→ What is required
Images excluded, repeat each entry below exactly.

## Start Extracted information

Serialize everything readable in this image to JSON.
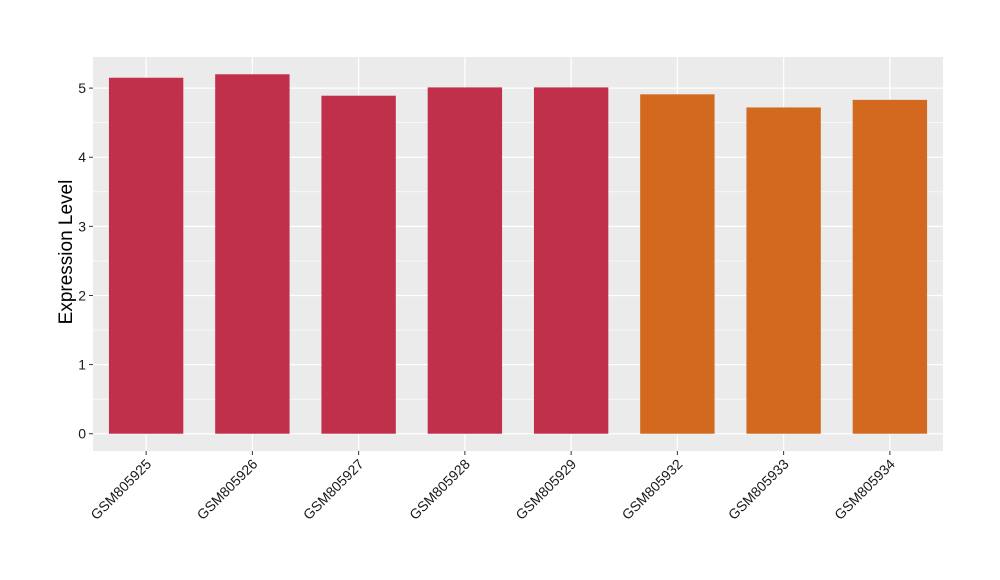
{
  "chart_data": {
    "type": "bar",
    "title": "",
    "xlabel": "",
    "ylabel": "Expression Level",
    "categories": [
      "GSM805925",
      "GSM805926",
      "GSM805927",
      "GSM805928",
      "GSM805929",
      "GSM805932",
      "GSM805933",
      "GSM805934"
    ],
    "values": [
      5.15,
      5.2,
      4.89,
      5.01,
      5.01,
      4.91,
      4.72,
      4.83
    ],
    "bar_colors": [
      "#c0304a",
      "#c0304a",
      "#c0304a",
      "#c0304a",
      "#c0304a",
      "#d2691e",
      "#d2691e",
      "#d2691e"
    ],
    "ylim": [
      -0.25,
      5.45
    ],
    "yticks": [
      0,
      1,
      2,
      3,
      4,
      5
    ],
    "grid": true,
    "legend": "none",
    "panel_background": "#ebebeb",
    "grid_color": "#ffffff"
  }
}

## End Extracted information

→ Result for this task
Serialize everything readable in this image to JSON.
{
  "chart_data": {
    "type": "bar",
    "title": "",
    "xlabel": "",
    "ylabel": "Expression Level",
    "categories": [
      "GSM805925",
      "GSM805926",
      "GSM805927",
      "GSM805928",
      "GSM805929",
      "GSM805932",
      "GSM805933",
      "GSM805934"
    ],
    "values": [
      5.15,
      5.2,
      4.89,
      5.01,
      5.01,
      4.91,
      4.72,
      4.83
    ],
    "bar_colors": [
      "#c0304a",
      "#c0304a",
      "#c0304a",
      "#c0304a",
      "#c0304a",
      "#d2691e",
      "#d2691e",
      "#d2691e"
    ],
    "ylim": [
      -0.25,
      5.45
    ],
    "yticks": [
      0,
      1,
      2,
      3,
      4,
      5
    ],
    "grid": true,
    "legend": "none",
    "panel_background": "#ebebeb",
    "grid_color": "#ffffff"
  }
}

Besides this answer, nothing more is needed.